## EXERCISE
How many lines of the data include the string "τρόπους"? State the number and nothing else.

(Saved data entries)
———
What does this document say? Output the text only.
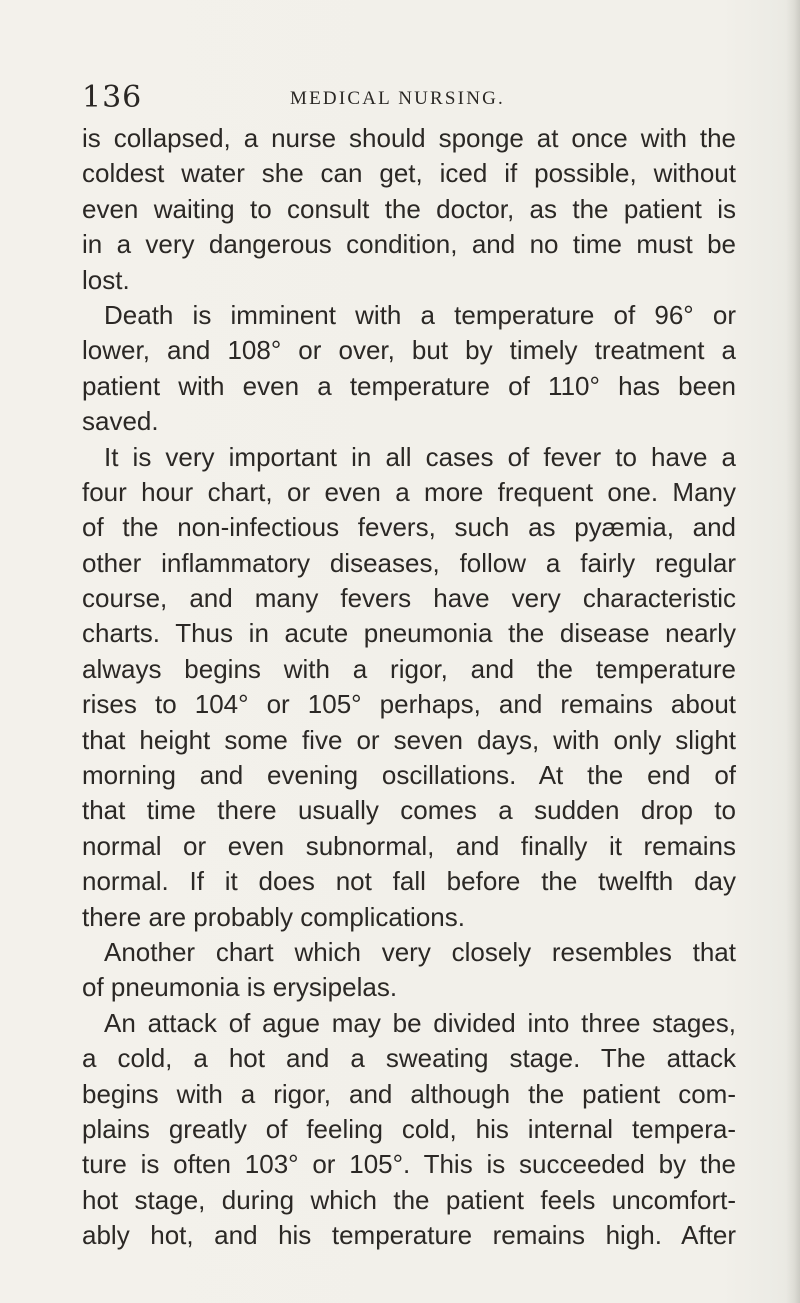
136	MEDICAL NURSING.
is collapsed, a nurse should sponge at once with the
coldest water she can get, iced if possible, without
even waiting to consult the doctor, as the patient is
in a very dangerous condition, and no time must be
lost.
Death is imminent with a temperature of 96° or
lower, and 108° or over, but by timely treatment a
patient with even a temperature of 110° has been
saved.
It is very important in all cases of fever to have a
four hour chart, or even a more frequent one. Many
of the non-infectious fevers, such as pyæmia, and
other inflammatory diseases, follow a fairly regular
course, and many fevers have very characteristic
charts. Thus in acute pneumonia the disease nearly
always begins with a rigor, and the temperature
rises to 104° or 105° perhaps, and remains about
that height some five or seven days, with only slight
morning and evening oscillations. At the end of
that time there usually comes a sudden drop to
normal or even subnormal, and finally it remains
normal. If it does not fall before the twelfth day
there are probably complications.
Another chart which very closely resembles that
of pneumonia is erysipelas.
An attack of ague may be divided into three stages,
a cold, a hot and a sweating stage. The attack
begins with a rigor, and although the patient com-
plains greatly of feeling cold, his internal tempera-
ture is often 103° or 105°. This is succeeded by the
hot stage, during which the patient feels uncomfort-
ably hot, and his temperature remains high. After
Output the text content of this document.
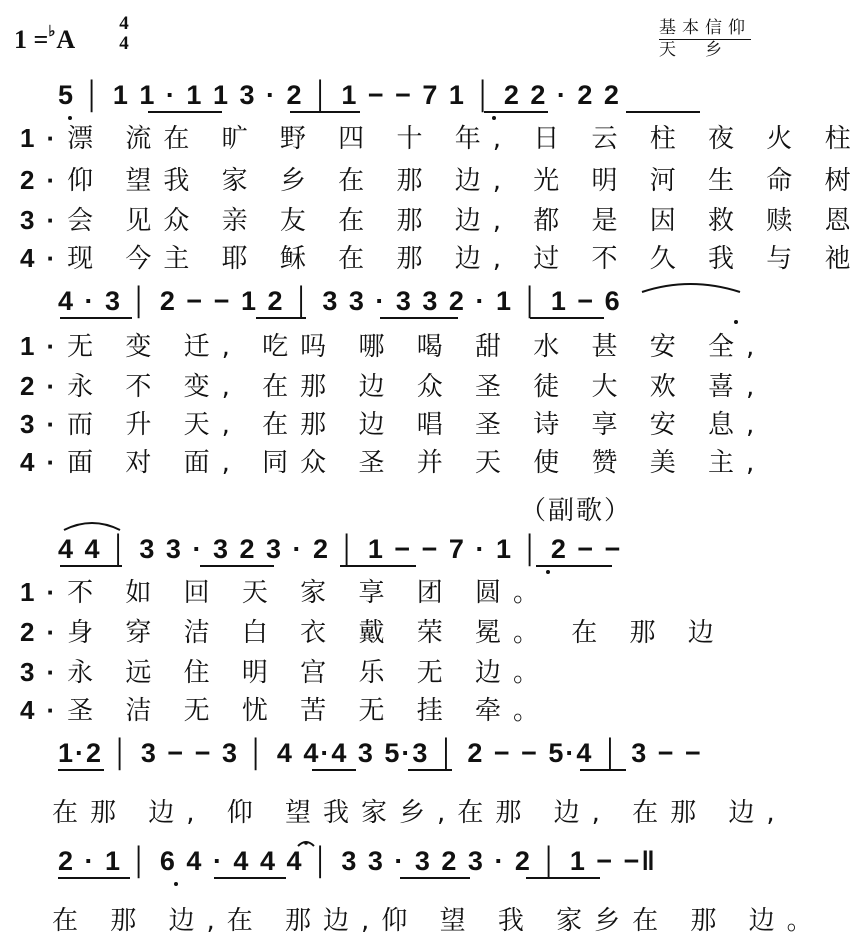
1 =♭A
4
4
基本信仰
天　乡
5 │ 1 1 · 1 1 3 · 2 │ 1 − − 7 1 │ 2 2 · 2 2
1·漂 流在 旷 野 四 十 年, 日 云 柱 夜 火 柱
2·仰 望我 家 乡 在 那 边, 光 明 河 生 命 树
3·会 见众 亲 友 在 那 边, 都 是 因 救 赎 恩
4·现 今主 耶 稣 在 那 边, 过 不 久 我 与 祂
4 · 3 │ 2 − − 1 2 │ 3 3 · 3 3 2 · 1 │ 1 − 6
1·无 变 迁, 吃吗 哪 喝 甜 水 甚 安 全,
2·永 不 变, 在那 边 众 圣 徒 大 欢 喜,
3·而 升 天, 在那 边 唱 圣 诗 享 安 息,
4·面 对 面, 同众 圣 并 天 使 赞 美 主,
（副歌）
4 4 │ 3 3 · 3 2 3 · 2 │ 1 − − 7 · 1 │ 2 − −
1·不 如 回 天 家 享 团 圆。
2·身 穿 洁 白 衣 戴 荣 冕。 在 那 边
3·永 远 住 明 宫 乐 无 边。
4·圣 洁 无 忧 苦 无 挂 牵。
1·2 │ 3 − − 3 │ 4 4·4 3 5·3 │ 2 − − 5·4 │ 3 − −
在那 边, 仰 望我家乡,在那 边, 在那 边,
2 · 1 │ 6 4 · 4 4 4 │ 3 3 · 3 2 3 · 2 │ 1 − −‖
在 那 边,在 那边,仰 望 我 家乡在 那 边。
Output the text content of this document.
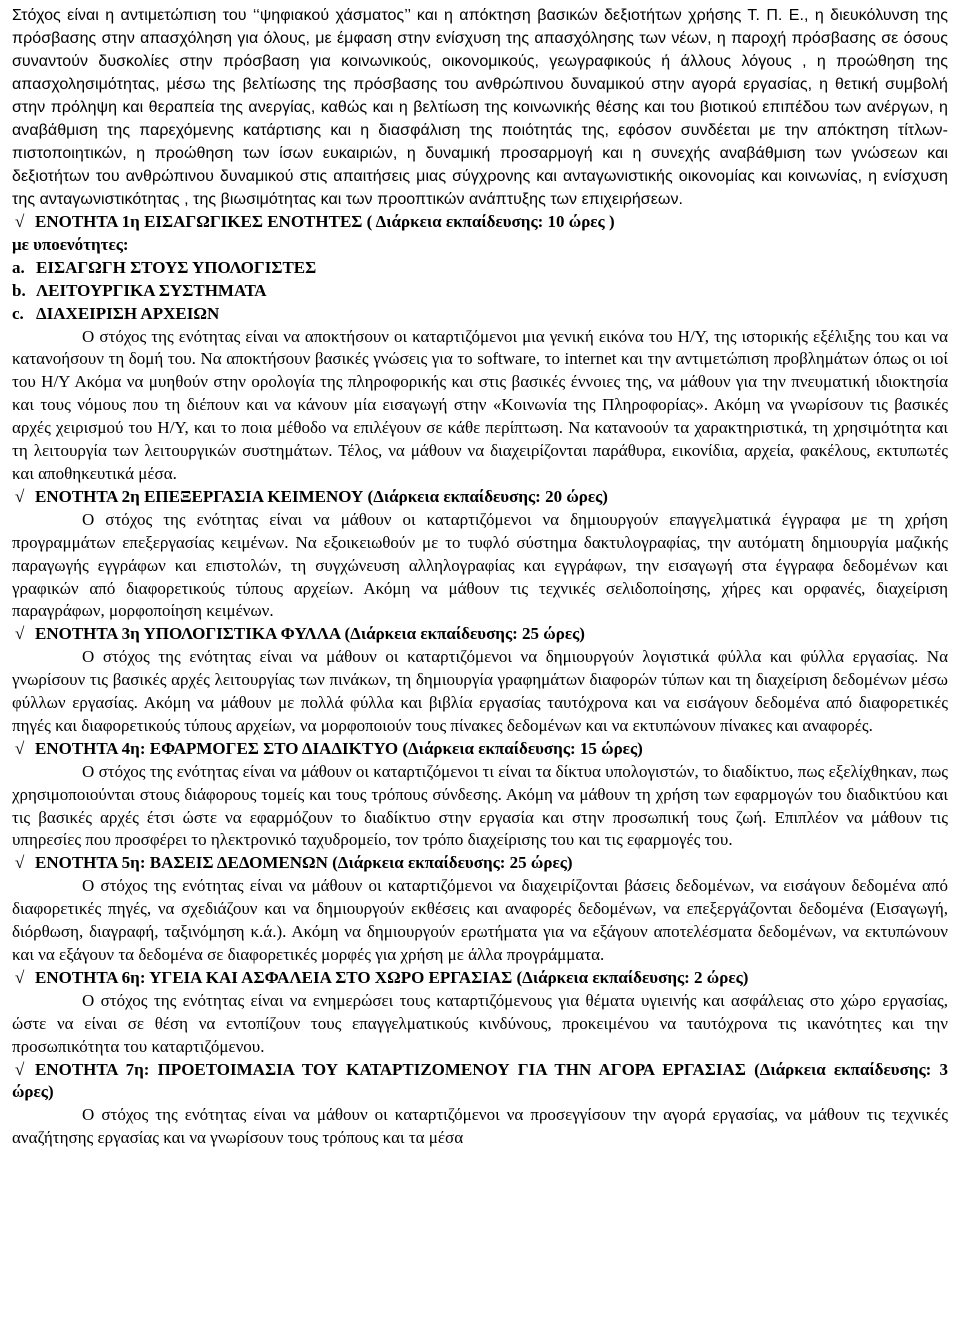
Στόχος είναι η αντιμετώπιση του ‘‘ψηφιακού χάσματος’’ και η απόκτηση βασικών δεξιοτήτων χρήσης Τ. Π. Ε., η διευκόλυνση της πρόσβασης στην απασχόληση για όλους, με έμφαση στην ενίσχυση της απασχόλησης των νέων, η παροχή πρόσβασης σε όσους συναντούν δυσκολίες στην πρόσβαση για κοινωνικούς, οικονομικούς, γεωγραφικούς ή άλλους λόγους , η προώθηση της απασχολησιμότητας, μέσω της βελτίωσης της πρόσβασης του ανθρώπινου δυναμικού στην αγορά εργασίας, η θετική συμβολή στην πρόληψη και θεραπεία της ανεργίας, καθώς και η βελτίωση της κοινωνικής θέσης και του βιοτικού επιπέδου των ανέργων, η αναβάθμιση της παρεχόμενης κατάρτισης και η διασφάλιση της ποιότητάς της, εφόσον συνδέεται με την απόκτηση τίτλων- πιστοποιητικών, η προώθηση των ίσων ευκαιριών, η δυναμική προσαρμογή και η συνεχής αναβάθμιση των γνώσεων και δεξιοτήτων του ανθρώπινου δυναμικού στις απαιτήσεις μιας σύγχρονης και ανταγωνιστικής οικονομίας και κοινωνίας, η ενίσχυση της ανταγωνιστικότητας , της βιωσιμότητας και των προοπτικών ανάπτυξης των επιχειρήσεων.

√ ΕΝΟΤΗΤΑ 1η ΕΙΣΑΓΩΓΙΚΕΣ ΕΝΟΤΗΤΕΣ ( Διάρκεια εκπαίδευσης: 10 ώρες )

με υποενότητες:

a. ΕΙΣΑΓΩΓΗ ΣΤΟΥΣ ΥΠΟΛΟΓΙΣΤΕΣ

b. ΛΕΙΤΟΥΡΓΙΚΑ ΣΥΣΤΗΜΑΤΑ

c. ΔΙΑΧΕΙΡΙΣΗ ΑΡΧΕΙΩΝ

Ο στόχος της ενότητας είναι να αποκτήσουν οι καταρτιζόμενοι μια γενική εικόνα του Η/Υ, της ιστορικής εξέλιξης του και να κατανοήσουν τη δομή του. Να αποκτήσουν βασικές γνώσεις για το software, το internet και την αντιμετώπιση προβλημάτων όπως οι ιοί του Η/Υ Ακόμα να μυηθούν στην ορολογία της πληροφορικής και στις βασικές έννοιες της, να μάθουν για την πνευματική ιδιοκτησία και τους νόμους που τη διέπουν και να κάνουν μία εισαγωγή στην «Κοινωνία της Πληροφορίας». Ακόμη να γνωρίσουν τις βασικές αρχές χειρισμού του Η/Υ, και το ποια μέθοδο να επιλέγουν σε κάθε περίπτωση. Να κατανοούν τα χαρακτηριστικά, τη χρησιμότητα και τη λειτουργία των λειτουργικών συστημάτων. Τέλος, να μάθουν να διαχειρίζονται παράθυρα, εικονίδια, αρχεία, φακέλους, εκτυπωτές και αποθηκευτικά μέσα.

√ ΕΝΟΤΗΤΑ 2η ΕΠΕΞΕΡΓΑΣΙΑ ΚΕΙΜΕΝΟΥ (Διάρκεια εκπαίδευσης: 20 ώρες)

Ο στόχος της ενότητας είναι να μάθουν οι καταρτιζόμενοι να δημιουργούν επαγγελματικά έγγραφα με τη χρήση προγραμμάτων επεξεργασίας κειμένων. Να εξοικειωθούν με το τυφλό σύστημα δακτυλογραφίας, την αυτόματη δημιουργία μαζικής παραγωγής εγγράφων και επιστολών, τη συγχώνευση αλληλογραφίας και εγγράφων, την εισαγωγή στα έγγραφα δεδομένων και γραφικών από διαφορετικούς τύπους αρχείων. Ακόμη να μάθουν τις τεχνικές σελιδοποίησης, χήρες και ορφανές, διαχείριση παραγράφων, μορφοποίηση κειμένων.

√ ΕΝΟΤΗΤΑ 3η ΥΠΟΛΟΓΙΣΤΙΚΑ ΦΥΛΛΑ (Διάρκεια εκπαίδευσης: 25 ώρες)

Ο στόχος της ενότητας είναι να μάθουν οι καταρτιζόμενοι να δημιουργούν λογιστικά φύλλα και φύλλα εργασίας. Να γνωρίσουν τις βασικές αρχές λειτουργίας των πινάκων, τη δημιουργία γραφημάτων διαφορών τύπων και τη διαχείριση δεδομένων μέσω φύλλων εργασίας. Ακόμη να μάθουν με πολλά φύλλα και βιβλία εργασίας ταυτόχρονα και να εισάγουν δεδομένα από διαφορετικές πηγές και διαφορετικούς τύπους αρχείων, να μορφοποιούν τους πίνακες δεδομένων και να εκτυπώνουν πίνακες και αναφορές.

√ ΕΝΟΤΗΤΑ 4η: ΕΦΑΡΜΟΓΕΣ ΣΤΟ ΔΙΑΔΙΚΤΥΟ (Διάρκεια εκπαίδευσης: 15 ώρες)

Ο στόχος της ενότητας είναι να μάθουν οι καταρτιζόμενοι τι είναι τα δίκτυα υπολογιστών, το διαδίκτυο, πως εξελίχθηκαν, πως χρησιμοποιούνται στους διάφορους τομείς και τους τρόπους σύνδεσης. Ακόμη να μάθουν τη χρήση των εφαρμογών του διαδικτύου και τις βασικές αρχές έτσι ώστε να εφαρμόζουν το διαδίκτυο στην εργασία και στην προσωπική τους ζωή. Επιπλέον να μάθουν τις υπηρεσίες που προσφέρει το ηλεκτρονικό ταχυδρομείο, τον τρόπο διαχείρισης του και τις εφαρμογές του.

√ ΕΝΟΤΗΤΑ 5η: ΒΑΣΕΙΣ ΔΕΔΟΜΕΝΩΝ (Διάρκεια εκπαίδευσης: 25 ώρες)

Ο στόχος της ενότητας είναι να μάθουν οι καταρτιζόμενοι να διαχειρίζονται βάσεις δεδομένων, να εισάγουν δεδομένα από διαφορετικές πηγές, να σχεδιάζουν και να δημιουργούν εκθέσεις και αναφορές δεδομένων, να επεξεργάζονται δεδομένα (Εισαγωγή, διόρθωση, διαγραφή, ταξινόμηση κ.ά.). Ακόμη να δημιουργούν ερωτήματα για να εξάγουν αποτελέσματα δεδομένων, να εκτυπώνουν και να εξάγουν τα δεδομένα σε διαφορετικές μορφές για χρήση με άλλα προγράμματα.

√ ΕΝΟΤΗΤΑ 6η: ΥΓΕΙΑ ΚΑΙ ΑΣΦΑΛΕΙΑ ΣΤΟ ΧΩΡΟ ΕΡΓΑΣΙΑΣ (Διάρκεια εκπαίδευσης: 2 ώρες)

Ο στόχος της ενότητας είναι να ενημερώσει τους καταρτιζόμενους για θέματα υγιεινής και ασφάλειας στο χώρο εργασίας, ώστε να είναι σε θέση να εντοπίζουν τους επαγγελματικούς κινδύνους, προκειμένου να ταυτόχρονα τις ικανότητες και την προσωπικότητα του καταρτιζόμενου.

√ ΕΝΟΤΗΤΑ 7η: ΠΡΟΕΤΟΙΜΑΣΙΑ ΤΟΥ ΚΑΤΑΡΤΙΖΟΜΕΝΟΥ ΓΙΑ ΤΗΝ ΑΓΟΡΑ ΕΡΓΑΣΙΑΣ (Διάρκεια εκπαίδευσης: 3 ώρες)

Ο στόχος της ενότητας είναι να μάθουν οι καταρτιζόμενοι να προσεγγίσουν την αγορά εργασίας, να μάθουν τις τεχνικές αναζήτησης εργασίας και να γνωρίσουν τους τρόπους και τα μέσα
———
## CORRECT OUTPUT
2